START

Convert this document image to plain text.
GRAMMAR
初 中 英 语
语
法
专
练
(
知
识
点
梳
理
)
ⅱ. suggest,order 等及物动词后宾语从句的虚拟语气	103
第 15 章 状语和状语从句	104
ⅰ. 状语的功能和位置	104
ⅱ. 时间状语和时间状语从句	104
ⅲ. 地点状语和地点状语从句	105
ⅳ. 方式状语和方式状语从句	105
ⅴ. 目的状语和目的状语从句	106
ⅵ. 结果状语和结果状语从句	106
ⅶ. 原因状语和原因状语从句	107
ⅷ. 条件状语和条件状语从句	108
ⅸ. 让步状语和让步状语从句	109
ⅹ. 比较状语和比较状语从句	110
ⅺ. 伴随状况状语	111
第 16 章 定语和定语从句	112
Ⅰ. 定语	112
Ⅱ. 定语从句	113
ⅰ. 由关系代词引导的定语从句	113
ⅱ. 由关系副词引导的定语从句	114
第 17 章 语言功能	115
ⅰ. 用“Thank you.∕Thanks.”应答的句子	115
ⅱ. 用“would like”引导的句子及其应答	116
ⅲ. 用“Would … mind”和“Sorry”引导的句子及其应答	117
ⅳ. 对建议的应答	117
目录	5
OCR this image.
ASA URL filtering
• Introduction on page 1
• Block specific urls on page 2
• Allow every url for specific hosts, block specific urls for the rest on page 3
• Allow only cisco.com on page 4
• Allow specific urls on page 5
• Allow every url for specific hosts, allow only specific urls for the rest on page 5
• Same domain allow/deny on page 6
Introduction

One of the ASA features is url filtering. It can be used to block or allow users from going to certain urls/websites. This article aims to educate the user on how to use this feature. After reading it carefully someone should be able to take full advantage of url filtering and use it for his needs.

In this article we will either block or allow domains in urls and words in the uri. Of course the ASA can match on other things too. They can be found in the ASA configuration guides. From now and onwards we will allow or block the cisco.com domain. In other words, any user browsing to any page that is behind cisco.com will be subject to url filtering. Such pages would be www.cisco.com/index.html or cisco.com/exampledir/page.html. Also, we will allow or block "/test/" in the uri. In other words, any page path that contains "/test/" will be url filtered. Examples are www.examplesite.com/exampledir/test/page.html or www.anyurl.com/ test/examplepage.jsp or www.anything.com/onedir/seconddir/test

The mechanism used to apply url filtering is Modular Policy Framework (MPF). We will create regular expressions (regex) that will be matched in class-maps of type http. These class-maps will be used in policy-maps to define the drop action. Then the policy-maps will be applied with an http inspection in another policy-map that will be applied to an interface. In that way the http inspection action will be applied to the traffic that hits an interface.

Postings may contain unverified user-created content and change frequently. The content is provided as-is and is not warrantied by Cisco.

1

END

* What you need to do: Restate the records, all of them, precisely as written.

* Completed exercise:
Convert this document image to plain text.
GRAMMAR
初 中 英 语
语
法
专
练
(
知
识
点
梳
理
)
ⅱ. suggest,order 等及物动词后宾语从句的虚拟语气	103
第 15 章 状语和状语从句	104
ⅰ. 状语的功能和位置	104
ⅱ. 时间状语和时间状语从句	104
ⅲ. 地点状语和地点状语从句	105
ⅳ. 方式状语和方式状语从句	105
ⅴ. 目的状语和目的状语从句	106
ⅵ. 结果状语和结果状语从句	106
ⅶ. 原因状语和原因状语从句	107
ⅷ. 条件状语和条件状语从句	108
ⅸ. 让步状语和让步状语从句	109
ⅹ. 比较状语和比较状语从句	110
ⅺ. 伴随状况状语	111
第 16 章 定语和定语从句	112
Ⅰ. 定语	112
Ⅱ. 定语从句	113
ⅰ. 由关系代词引导的定语从句	113
ⅱ. 由关系副词引导的定语从句	114
第 17 章 语言功能	115
ⅰ. 用“Thank you.∕Thanks.”应答的句子	115
ⅱ. 用“would like”引导的句子及其应答	116
ⅲ. 用“Would … mind”和“Sorry”引导的句子及其应答	117
ⅳ. 对建议的应答	117
目录	5
OCR this image.
ASA URL filtering
• Introduction on page 1
• Block specific urls on page 2
• Allow every url for specific hosts, block specific urls for the rest on page 3
• Allow only cisco.com on page 4
• Allow specific urls on page 5
• Allow every url for specific hosts, allow only specific urls for the rest on page 5
• Same domain allow/deny on page 6
Introduction

One of the ASA features is url filtering. It can be used to block or allow users from going to certain urls/websites. This article aims to educate the user on how to use this feature. After reading it carefully someone should be able to take full advantage of url filtering and use it for his needs.

In this article we will either block or allow domains in urls and words in the uri. Of course the ASA can match on other things too. They can be found in the ASA configuration guides. From now and onwards we will allow or block the cisco.com domain. In other words, any user browsing to any page that is behind cisco.com will be subject to url filtering. Such pages would be www.cisco.com/index.html or cisco.com/exampledir/page.html. Also, we will allow or block "/test/" in the uri. In other words, any page path that contains "/test/" will be url filtered. Examples are www.examplesite.com/exampledir/test/page.html or www.anyurl.com/ test/examplepage.jsp or www.anything.com/onedir/seconddir/test

The mechanism used to apply url filtering is Modular Policy Framework (MPF). We will create regular expressions (regex) that will be matched in class-maps of type http. These class-maps will be used in policy-maps to define the drop action. Then the policy-maps will be applied with an http inspection in another policy-map that will be applied to an interface. In that way the http inspection action will be applied to the traffic that hits an interface.

Postings may contain unverified user-created content and change frequently. The content is provided as-is and is not warrantied by Cisco.

1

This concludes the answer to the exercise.